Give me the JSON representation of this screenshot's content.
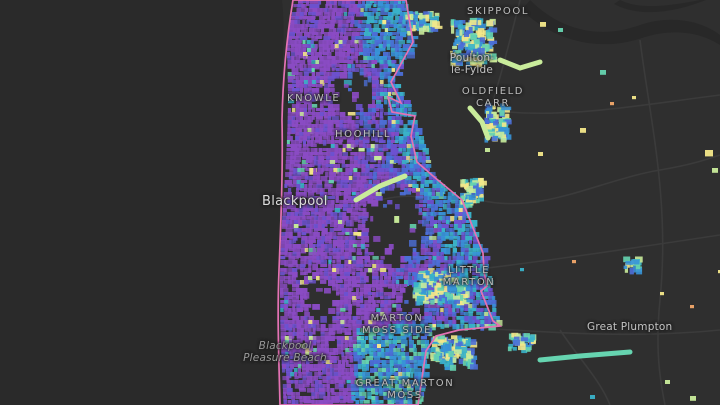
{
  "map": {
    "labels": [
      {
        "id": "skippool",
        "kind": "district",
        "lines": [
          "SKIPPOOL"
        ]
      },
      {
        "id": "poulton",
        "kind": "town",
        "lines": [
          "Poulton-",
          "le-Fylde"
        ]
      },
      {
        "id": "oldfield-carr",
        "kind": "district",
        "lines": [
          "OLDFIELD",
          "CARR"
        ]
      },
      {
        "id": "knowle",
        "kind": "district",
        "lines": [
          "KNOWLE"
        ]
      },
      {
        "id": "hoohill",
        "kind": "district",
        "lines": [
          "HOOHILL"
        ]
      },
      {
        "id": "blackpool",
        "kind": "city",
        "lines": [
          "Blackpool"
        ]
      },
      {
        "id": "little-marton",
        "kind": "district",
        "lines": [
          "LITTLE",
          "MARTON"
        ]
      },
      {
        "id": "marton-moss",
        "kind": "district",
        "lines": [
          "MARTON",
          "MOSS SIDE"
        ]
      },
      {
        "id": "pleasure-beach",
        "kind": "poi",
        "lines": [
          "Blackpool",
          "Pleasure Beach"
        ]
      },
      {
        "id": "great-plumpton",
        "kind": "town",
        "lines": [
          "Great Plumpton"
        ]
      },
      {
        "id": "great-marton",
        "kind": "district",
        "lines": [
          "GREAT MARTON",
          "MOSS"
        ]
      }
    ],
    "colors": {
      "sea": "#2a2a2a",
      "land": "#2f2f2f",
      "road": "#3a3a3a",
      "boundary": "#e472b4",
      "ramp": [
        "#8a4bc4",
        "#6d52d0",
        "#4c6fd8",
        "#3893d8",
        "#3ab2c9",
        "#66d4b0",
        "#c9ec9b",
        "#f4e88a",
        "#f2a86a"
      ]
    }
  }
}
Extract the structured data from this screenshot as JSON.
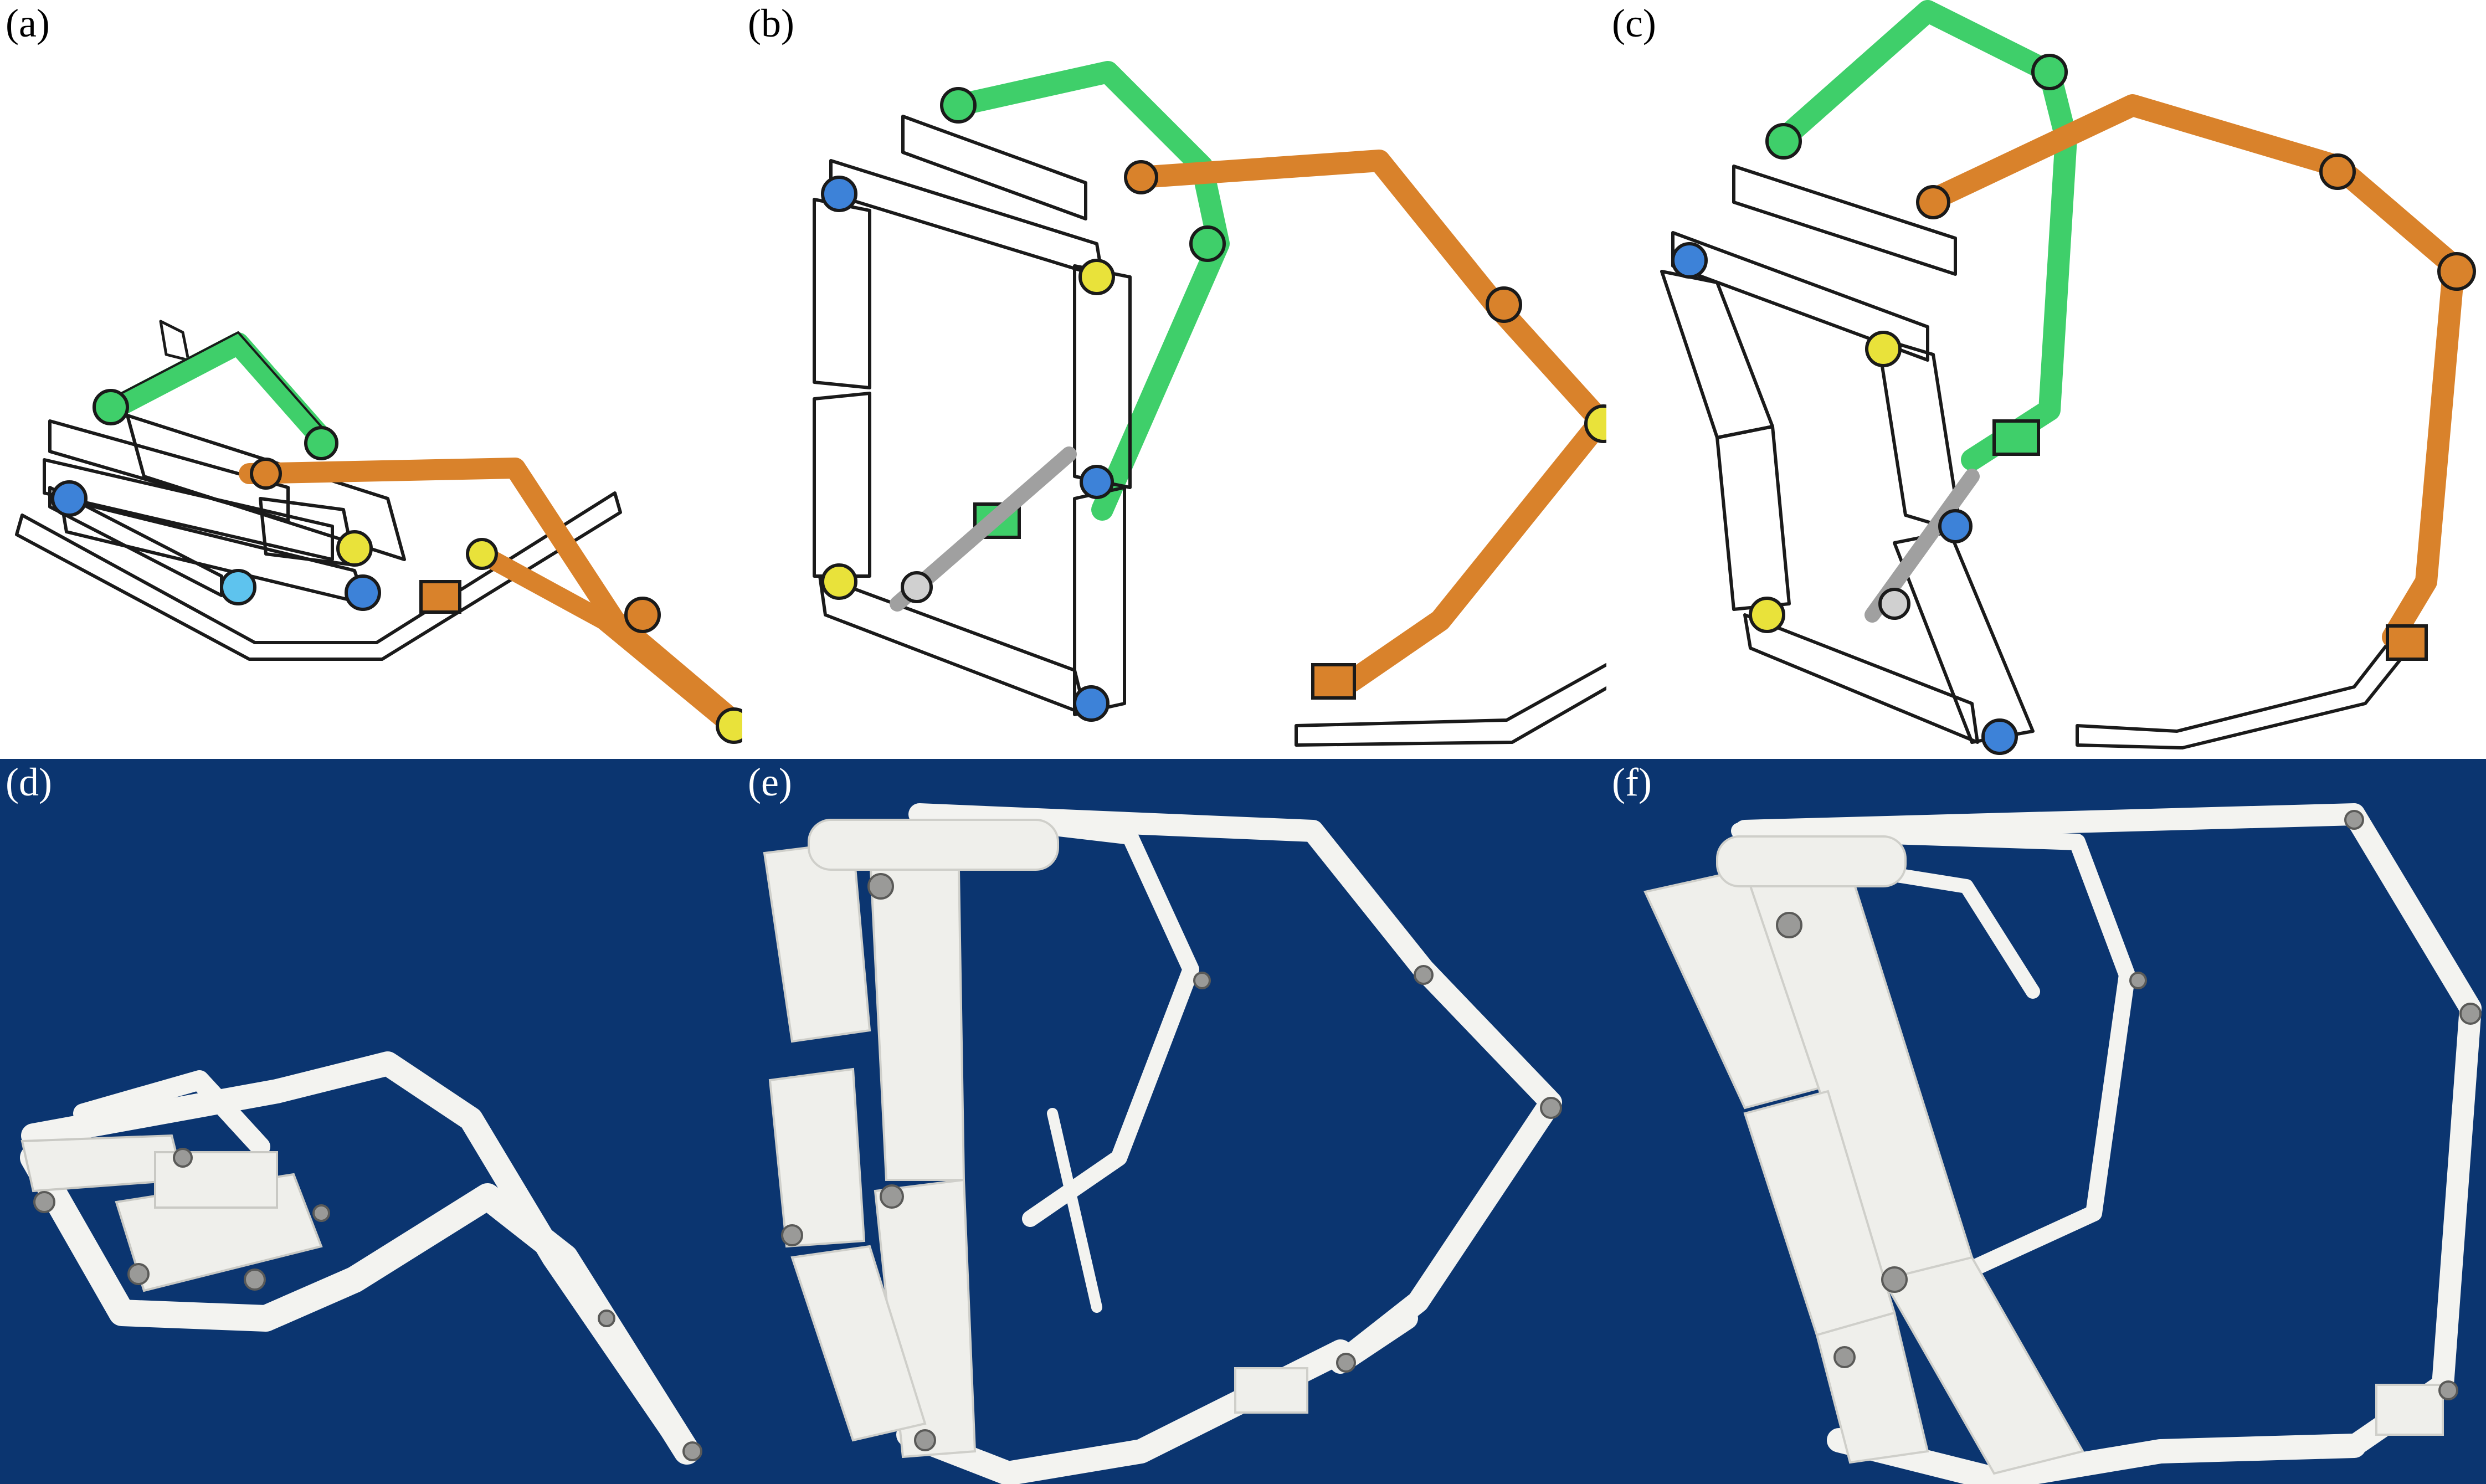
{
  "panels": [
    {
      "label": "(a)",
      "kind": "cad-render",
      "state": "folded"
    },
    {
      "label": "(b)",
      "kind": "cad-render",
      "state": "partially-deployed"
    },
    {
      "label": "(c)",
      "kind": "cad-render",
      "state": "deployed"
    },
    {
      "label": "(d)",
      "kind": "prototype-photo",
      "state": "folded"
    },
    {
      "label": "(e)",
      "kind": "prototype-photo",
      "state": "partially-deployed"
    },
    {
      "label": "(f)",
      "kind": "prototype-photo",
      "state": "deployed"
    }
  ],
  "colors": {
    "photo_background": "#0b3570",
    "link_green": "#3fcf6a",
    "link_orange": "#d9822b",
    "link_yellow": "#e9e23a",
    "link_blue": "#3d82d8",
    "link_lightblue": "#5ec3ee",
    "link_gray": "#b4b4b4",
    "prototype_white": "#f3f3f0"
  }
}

* **WRITTEN INSTRUCTION**
Give every record back exactly as it reads, with no images.

* **FINISHED ANSWER**
Give me the JSON representation of this screenshot's content.
{
  "map": {
    "labels": [
      {
        "id": "skippool",
        "kind": "district",
        "lines": [
          "SKIPPOOL"
        ]
      },
      {
        "id": "poulton",
        "kind": "town",
        "lines": [
          "Poulton-",
          "le-Fylde"
        ]
      },
      {
        "id": "oldfield-carr",
        "kind": "district",
        "lines": [
          "OLDFIELD",
          "CARR"
        ]
      },
      {
        "id": "knowle",
        "kind": "district",
        "lines": [
          "KNOWLE"
        ]
      },
      {
        "id": "hoohill",
        "kind": "district",
        "lines": [
          "HOOHILL"
        ]
      },
      {
        "id": "blackpool",
        "kind": "city",
        "lines": [
          "Blackpool"
        ]
      },
      {
        "id": "little-marton",
        "kind": "district",
        "lines": [
          "LITTLE",
          "MARTON"
        ]
      },
      {
        "id": "marton-moss",
        "kind": "district",
        "lines": [
          "MARTON",
          "MOSS SIDE"
        ]
      },
      {
        "id": "pleasure-beach",
        "kind": "poi",
        "lines": [
          "Blackpool",
          "Pleasure Beach"
        ]
      },
      {
        "id": "great-plumpton",
        "kind": "town",
        "lines": [
          "Great Plumpton"
        ]
      },
      {
        "id": "great-marton",
        "kind": "district",
        "lines": [
          "GREAT MARTON",
          "MOSS"
        ]
      }
    ],
    "colors": {
      "sea": "#2a2a2a",
      "land": "#2f2f2f",
      "road": "#3a3a3a",
      "boundary": "#e472b4",
      "ramp": [
        "#8a4bc4",
        "#6d52d0",
        "#4c6fd8",
        "#3893d8",
        "#3ab2c9",
        "#66d4b0",
        "#c9ec9b",
        "#f4e88a",
        "#f2a86a"
      ]
    }
  }
}
Extract the structured data from this screenshot as JSON.
{
  "panels": [
    {
      "label": "(a)",
      "kind": "cad-render",
      "state": "folded"
    },
    {
      "label": "(b)",
      "kind": "cad-render",
      "state": "partially-deployed"
    },
    {
      "label": "(c)",
      "kind": "cad-render",
      "state": "deployed"
    },
    {
      "label": "(d)",
      "kind": "prototype-photo",
      "state": "folded"
    },
    {
      "label": "(e)",
      "kind": "prototype-photo",
      "state": "partially-deployed"
    },
    {
      "label": "(f)",
      "kind": "prototype-photo",
      "state": "deployed"
    }
  ],
  "colors": {
    "photo_background": "#0b3570",
    "link_green": "#3fcf6a",
    "link_orange": "#d9822b",
    "link_yellow": "#e9e23a",
    "link_blue": "#3d82d8",
    "link_lightblue": "#5ec3ee",
    "link_gray": "#b4b4b4",
    "prototype_white": "#f3f3f0"
  }
}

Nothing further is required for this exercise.